◆ **Given instruction**: Filter the data below for the string "dead" and copy each matching line.

----

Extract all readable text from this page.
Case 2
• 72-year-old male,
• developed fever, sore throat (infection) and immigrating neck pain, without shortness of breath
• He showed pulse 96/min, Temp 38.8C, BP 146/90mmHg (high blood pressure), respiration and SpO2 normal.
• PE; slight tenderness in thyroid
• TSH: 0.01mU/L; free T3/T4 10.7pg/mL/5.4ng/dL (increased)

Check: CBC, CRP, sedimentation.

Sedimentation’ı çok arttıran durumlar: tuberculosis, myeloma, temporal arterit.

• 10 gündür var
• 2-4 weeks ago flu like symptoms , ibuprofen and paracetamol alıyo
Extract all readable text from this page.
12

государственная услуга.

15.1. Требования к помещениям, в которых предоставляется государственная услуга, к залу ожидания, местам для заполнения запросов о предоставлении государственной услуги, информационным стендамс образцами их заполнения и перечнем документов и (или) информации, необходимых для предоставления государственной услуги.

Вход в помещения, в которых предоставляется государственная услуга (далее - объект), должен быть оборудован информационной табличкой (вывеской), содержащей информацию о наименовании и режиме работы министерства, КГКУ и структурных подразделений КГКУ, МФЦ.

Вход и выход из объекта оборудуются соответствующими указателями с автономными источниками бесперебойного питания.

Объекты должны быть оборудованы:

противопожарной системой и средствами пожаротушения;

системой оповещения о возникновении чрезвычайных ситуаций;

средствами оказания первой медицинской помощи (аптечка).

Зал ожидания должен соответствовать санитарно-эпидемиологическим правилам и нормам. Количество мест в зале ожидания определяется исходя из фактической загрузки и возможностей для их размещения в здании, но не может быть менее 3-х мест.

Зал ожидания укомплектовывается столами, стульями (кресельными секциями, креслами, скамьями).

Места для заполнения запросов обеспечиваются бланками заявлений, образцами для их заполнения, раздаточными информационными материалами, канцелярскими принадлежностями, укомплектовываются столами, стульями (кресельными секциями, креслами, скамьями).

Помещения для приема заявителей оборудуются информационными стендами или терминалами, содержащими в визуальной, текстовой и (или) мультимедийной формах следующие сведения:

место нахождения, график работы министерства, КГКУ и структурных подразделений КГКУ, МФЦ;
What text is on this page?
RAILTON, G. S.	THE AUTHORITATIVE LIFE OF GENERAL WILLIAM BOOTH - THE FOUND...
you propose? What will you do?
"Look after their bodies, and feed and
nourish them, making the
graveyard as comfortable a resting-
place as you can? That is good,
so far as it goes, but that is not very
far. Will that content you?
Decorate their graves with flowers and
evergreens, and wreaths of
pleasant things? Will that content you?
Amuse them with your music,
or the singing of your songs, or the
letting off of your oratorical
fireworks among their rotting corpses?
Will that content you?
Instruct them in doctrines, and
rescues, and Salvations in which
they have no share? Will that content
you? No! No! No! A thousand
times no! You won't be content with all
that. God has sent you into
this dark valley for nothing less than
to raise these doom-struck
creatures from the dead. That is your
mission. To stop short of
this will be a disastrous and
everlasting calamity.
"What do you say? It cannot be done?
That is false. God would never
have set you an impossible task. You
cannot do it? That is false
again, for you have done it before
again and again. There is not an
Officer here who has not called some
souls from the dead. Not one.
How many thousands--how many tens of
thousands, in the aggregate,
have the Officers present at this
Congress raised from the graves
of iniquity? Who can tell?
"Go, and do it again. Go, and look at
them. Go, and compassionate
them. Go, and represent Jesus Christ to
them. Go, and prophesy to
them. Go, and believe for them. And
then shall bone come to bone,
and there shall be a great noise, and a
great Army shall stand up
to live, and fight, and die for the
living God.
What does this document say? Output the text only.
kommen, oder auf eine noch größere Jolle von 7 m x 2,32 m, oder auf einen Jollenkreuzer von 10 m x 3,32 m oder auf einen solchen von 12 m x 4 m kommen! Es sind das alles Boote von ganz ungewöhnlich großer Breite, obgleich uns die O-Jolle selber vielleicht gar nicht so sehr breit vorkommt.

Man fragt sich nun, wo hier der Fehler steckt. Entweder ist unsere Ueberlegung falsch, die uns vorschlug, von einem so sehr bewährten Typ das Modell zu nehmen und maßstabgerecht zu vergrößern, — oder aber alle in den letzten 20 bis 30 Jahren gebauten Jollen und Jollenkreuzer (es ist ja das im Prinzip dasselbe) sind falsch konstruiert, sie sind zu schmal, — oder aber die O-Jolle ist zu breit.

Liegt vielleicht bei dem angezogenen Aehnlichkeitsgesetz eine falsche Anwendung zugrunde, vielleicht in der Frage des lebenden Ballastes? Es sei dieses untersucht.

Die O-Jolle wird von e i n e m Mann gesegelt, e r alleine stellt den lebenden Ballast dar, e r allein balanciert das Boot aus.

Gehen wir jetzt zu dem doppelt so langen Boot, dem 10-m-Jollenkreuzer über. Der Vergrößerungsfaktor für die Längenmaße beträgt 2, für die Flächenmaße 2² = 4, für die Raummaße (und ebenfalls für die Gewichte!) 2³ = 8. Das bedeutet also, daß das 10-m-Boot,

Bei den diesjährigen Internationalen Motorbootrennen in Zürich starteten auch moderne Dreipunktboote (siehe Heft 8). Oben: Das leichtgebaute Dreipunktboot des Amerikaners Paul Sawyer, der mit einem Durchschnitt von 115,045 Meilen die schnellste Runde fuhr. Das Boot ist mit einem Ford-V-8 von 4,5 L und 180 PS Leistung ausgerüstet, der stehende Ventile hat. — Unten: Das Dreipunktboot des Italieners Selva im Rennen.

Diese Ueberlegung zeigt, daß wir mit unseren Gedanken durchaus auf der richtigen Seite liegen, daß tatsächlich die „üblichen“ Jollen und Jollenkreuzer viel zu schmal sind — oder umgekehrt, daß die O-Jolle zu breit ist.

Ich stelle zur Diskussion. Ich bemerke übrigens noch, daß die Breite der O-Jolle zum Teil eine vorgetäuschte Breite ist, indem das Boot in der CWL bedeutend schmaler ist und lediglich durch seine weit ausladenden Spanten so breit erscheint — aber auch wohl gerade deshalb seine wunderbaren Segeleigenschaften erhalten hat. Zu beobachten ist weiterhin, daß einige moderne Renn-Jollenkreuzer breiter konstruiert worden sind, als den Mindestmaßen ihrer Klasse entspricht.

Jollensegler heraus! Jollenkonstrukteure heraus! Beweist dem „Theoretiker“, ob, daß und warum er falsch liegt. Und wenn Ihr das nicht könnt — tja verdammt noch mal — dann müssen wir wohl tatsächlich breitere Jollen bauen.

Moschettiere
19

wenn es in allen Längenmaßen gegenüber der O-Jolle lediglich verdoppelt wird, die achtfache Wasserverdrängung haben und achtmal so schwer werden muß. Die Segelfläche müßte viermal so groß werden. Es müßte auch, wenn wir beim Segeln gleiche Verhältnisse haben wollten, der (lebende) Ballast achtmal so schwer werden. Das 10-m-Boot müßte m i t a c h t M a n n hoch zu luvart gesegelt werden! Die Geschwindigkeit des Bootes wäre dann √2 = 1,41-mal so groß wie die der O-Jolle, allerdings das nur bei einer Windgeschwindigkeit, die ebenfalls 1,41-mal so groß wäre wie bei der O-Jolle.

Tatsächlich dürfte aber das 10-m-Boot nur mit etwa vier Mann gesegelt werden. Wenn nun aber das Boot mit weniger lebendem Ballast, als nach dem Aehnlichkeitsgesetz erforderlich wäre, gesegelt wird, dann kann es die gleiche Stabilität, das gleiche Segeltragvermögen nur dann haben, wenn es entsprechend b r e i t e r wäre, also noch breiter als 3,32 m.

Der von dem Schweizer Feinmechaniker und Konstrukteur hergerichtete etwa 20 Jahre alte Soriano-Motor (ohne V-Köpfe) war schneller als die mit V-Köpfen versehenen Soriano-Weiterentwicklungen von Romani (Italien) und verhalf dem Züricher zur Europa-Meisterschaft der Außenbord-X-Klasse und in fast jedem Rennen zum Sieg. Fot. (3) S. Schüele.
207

----

◆ **Output for this exercise**:
creatures from the dead. That is your
souls from the dead. Not one.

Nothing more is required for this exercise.